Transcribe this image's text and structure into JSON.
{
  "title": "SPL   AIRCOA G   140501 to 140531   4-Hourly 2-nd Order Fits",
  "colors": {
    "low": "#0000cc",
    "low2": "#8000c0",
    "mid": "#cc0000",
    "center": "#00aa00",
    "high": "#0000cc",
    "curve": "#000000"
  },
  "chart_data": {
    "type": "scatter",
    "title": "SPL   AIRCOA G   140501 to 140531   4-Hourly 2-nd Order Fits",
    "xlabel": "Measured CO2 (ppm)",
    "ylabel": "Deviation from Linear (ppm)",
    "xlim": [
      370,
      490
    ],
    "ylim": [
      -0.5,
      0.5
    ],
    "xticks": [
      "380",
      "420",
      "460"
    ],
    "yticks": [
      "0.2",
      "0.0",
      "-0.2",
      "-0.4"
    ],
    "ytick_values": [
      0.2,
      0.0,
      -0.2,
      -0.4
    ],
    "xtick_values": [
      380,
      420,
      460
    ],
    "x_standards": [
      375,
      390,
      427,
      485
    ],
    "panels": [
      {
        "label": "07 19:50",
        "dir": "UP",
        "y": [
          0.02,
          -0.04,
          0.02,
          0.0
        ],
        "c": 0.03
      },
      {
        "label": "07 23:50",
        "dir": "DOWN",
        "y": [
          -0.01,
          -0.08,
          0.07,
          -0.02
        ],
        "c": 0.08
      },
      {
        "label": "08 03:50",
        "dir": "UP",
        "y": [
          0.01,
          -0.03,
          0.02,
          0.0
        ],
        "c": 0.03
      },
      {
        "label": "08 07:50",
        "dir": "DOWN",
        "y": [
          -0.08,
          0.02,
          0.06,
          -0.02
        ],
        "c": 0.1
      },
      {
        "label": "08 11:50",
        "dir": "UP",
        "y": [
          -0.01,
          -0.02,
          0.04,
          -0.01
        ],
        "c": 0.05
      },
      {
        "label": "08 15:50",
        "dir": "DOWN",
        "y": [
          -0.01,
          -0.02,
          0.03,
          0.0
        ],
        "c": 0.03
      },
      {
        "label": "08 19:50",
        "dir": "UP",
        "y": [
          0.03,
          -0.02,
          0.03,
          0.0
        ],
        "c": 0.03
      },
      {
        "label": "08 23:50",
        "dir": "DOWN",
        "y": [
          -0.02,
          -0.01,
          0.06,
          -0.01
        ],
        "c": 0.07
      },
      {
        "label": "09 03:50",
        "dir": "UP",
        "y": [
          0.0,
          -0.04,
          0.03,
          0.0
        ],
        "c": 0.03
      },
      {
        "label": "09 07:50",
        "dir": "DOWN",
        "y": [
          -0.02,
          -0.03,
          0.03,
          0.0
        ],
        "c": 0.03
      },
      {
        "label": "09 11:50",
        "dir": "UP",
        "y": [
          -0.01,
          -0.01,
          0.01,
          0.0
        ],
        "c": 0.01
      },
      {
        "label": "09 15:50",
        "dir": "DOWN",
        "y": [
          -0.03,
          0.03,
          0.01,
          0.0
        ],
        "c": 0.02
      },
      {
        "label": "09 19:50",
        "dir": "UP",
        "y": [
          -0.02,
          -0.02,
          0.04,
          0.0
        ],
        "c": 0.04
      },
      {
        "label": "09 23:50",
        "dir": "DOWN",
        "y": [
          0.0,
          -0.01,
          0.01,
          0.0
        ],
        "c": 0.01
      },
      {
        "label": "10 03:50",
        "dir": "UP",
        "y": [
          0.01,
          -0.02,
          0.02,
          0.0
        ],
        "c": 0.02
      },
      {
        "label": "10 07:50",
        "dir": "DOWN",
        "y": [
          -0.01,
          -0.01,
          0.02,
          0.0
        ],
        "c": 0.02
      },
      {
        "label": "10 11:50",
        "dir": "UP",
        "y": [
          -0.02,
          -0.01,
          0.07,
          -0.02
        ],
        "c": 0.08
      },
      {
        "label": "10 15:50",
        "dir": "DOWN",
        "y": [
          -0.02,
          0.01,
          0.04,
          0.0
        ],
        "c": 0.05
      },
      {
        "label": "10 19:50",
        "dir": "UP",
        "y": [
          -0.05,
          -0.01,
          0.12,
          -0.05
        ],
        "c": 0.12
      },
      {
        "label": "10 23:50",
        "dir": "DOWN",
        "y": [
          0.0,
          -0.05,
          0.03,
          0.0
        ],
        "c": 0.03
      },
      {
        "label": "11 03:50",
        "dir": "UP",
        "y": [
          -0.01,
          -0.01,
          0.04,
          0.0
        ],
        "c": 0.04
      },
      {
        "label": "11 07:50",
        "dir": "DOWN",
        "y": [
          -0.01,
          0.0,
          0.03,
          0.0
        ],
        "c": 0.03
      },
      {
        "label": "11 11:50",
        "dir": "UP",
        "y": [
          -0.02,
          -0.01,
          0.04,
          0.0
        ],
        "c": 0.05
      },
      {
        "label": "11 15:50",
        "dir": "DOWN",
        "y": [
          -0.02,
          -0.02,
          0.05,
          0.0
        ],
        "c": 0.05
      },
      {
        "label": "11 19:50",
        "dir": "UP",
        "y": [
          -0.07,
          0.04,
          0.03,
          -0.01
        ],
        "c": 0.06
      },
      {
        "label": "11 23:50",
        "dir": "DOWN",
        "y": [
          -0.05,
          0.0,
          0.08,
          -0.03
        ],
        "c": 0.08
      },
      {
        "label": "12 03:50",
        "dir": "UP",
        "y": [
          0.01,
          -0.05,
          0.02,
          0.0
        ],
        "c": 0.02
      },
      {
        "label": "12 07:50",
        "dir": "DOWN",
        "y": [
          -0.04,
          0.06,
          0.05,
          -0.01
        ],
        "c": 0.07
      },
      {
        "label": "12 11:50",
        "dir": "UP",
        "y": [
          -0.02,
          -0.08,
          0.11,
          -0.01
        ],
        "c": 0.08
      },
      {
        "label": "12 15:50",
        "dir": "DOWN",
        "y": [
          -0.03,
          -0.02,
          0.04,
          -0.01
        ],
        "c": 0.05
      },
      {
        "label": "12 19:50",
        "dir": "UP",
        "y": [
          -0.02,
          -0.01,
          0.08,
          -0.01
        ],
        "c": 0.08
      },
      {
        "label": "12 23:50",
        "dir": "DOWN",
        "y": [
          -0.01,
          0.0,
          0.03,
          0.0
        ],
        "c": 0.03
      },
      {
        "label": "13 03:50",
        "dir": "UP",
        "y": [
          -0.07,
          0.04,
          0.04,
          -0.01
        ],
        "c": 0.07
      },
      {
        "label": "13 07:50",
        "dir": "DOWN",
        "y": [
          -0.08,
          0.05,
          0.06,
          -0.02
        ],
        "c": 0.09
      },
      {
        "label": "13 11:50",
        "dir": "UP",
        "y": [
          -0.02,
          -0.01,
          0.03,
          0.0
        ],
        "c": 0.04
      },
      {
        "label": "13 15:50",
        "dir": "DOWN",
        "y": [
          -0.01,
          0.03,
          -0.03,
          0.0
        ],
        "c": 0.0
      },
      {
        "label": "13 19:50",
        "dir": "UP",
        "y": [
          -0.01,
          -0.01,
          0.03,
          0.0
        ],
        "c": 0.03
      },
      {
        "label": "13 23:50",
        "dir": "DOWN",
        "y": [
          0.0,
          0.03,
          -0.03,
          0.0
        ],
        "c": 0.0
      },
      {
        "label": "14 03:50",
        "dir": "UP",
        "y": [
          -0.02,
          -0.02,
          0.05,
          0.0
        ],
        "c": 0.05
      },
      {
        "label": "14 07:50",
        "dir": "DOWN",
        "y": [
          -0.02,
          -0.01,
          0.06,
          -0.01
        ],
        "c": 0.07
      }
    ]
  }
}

- Goal -
Only the number is wanted: how many lines above include the word "Hourly"?

- Full answer -
2